**WRITTEN EXERCISE 1**
Quote the camp breakout account word for word, starting with "Gordon Rolls  07:02" and going on through "what happened there.".
**WRITTEN EXERCISE 2**
Using the camp breakout account, answer these:
(a) What did the Japanese wear on their hands to protect themselves from the barbed wire?
(b) How many rifles did the Lieutenant say they had?
(c) In which direction did the quarter guards and the Lieutenant run?

And they sort of looked into the camp to wonder what was going on because it was just dead silence. And as I looked in, they saw the doors open, and the Japanese came out of the huts in big mobs. They run onto the barbed wire fence in Broadway, threw blankets over it. They had baseball gloves on, they used blankets, etc, to protect themselves from the barbed wire. They came over the fence into Broadway. And the Lieutenant said, there’s – ‘we’ve got three rifles, and four men, and we’re outnumbered, we can’t do anything. So run for your lives’. And that was the order given, they ran south. The Japanese prisoner didn’t run with them, he stayed there, the other, the quarter guards, Dad and the other two quarter guards, and the Lieutenant ran south to the Broadway gates. The gates were open, and as they shut those gates, the Japanese basically hit the gates at the same time.

Gordon Rolls  07:02

Now the Japanese prisoners that was in Broadway to come out to warn Dad of the breaking out, that’s basically, obviously, the strain was too great for him and he didn’t want to die. The Japanese people killed him. And that’s what happened there.

Gordon Rolls  07:17

Basically, that’s how he told me. He said, a lot of –  there were shots fired, they fired shots back. But as he said, ‘we only had three rounds each’. He said ‘I’d already fired two. So, I had another three rounds’, well that’s all he had left. And the other, probably the other quarter guys probably had gone five rounds each. So when the number of Japanese that would come into Broadway over the fence, they had no hope of stopping them anyway. So they just had to run for their lives and save themselves. And Dad also said that, because that was 40 years of age when this happened and he could run. There was some younger quarter guards that were in Broadway with him that night. And their opinion of it was that they could feel the Japanese breathing on the back of their necks, that’s how close they were to them. They said they ran down, down to get out otherwise they would have been killed.

**EXTRACTED ENTRIES**

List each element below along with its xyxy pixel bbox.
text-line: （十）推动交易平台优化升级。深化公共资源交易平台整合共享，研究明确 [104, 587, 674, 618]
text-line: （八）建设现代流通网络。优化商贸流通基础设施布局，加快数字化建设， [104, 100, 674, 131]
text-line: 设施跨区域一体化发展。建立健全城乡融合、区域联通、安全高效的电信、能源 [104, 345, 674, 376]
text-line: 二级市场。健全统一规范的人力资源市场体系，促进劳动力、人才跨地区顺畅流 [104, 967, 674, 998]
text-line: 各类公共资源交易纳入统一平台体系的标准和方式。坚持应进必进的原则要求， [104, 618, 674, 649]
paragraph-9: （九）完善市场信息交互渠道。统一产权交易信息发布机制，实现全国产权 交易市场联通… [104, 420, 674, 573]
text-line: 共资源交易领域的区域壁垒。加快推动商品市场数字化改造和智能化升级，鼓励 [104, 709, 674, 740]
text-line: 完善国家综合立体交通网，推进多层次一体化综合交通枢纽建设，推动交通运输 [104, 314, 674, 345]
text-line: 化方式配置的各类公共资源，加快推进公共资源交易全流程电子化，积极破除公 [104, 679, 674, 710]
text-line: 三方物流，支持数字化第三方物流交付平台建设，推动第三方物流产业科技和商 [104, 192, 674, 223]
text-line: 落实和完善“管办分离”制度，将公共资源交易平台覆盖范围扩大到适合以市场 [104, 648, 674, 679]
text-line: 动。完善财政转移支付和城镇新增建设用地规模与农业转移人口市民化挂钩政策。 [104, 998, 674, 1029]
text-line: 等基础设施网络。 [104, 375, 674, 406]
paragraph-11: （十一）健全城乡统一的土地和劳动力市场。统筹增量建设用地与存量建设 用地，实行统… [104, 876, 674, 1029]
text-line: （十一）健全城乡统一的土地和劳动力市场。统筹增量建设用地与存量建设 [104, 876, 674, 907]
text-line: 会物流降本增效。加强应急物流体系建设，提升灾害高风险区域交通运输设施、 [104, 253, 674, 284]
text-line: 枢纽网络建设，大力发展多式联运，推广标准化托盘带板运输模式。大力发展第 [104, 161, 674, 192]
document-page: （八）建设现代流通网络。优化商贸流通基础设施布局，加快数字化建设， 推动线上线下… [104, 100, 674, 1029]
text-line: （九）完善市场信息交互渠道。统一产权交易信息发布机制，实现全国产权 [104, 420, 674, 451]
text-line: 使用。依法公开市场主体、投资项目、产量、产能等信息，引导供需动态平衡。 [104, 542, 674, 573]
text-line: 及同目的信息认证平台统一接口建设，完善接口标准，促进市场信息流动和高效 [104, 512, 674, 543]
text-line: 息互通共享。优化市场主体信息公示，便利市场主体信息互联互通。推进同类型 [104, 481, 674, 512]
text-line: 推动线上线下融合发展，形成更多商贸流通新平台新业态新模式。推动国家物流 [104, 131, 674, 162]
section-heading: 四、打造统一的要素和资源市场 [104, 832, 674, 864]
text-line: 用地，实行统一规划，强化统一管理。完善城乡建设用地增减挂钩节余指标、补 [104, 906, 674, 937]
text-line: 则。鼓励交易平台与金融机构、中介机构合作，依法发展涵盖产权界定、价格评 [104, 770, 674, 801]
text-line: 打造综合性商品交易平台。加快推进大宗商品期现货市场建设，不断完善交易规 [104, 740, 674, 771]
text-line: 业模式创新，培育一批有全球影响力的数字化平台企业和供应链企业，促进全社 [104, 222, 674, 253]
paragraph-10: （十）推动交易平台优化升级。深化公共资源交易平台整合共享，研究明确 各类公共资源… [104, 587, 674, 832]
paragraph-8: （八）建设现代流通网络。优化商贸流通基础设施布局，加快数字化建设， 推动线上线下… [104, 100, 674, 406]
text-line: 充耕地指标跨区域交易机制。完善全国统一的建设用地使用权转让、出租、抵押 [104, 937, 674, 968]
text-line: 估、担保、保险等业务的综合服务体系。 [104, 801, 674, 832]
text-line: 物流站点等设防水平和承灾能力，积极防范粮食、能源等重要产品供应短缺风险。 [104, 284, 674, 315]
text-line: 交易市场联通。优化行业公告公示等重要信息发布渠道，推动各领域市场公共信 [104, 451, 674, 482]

**TASK RESPONSE 1**
Gordon Rolls  07:02

Now the Japanese prisoners that was in Broadway to come out to warn Dad of the breaking out, that’s basically, obviously, the strain was too great for him and he didn’t want to die. The Japanese people killed him. And that’s what happened there.

**TASK RESPONSE 2**
(a) Baseball gloves
(b) Three
(c) South, to the Broadway gates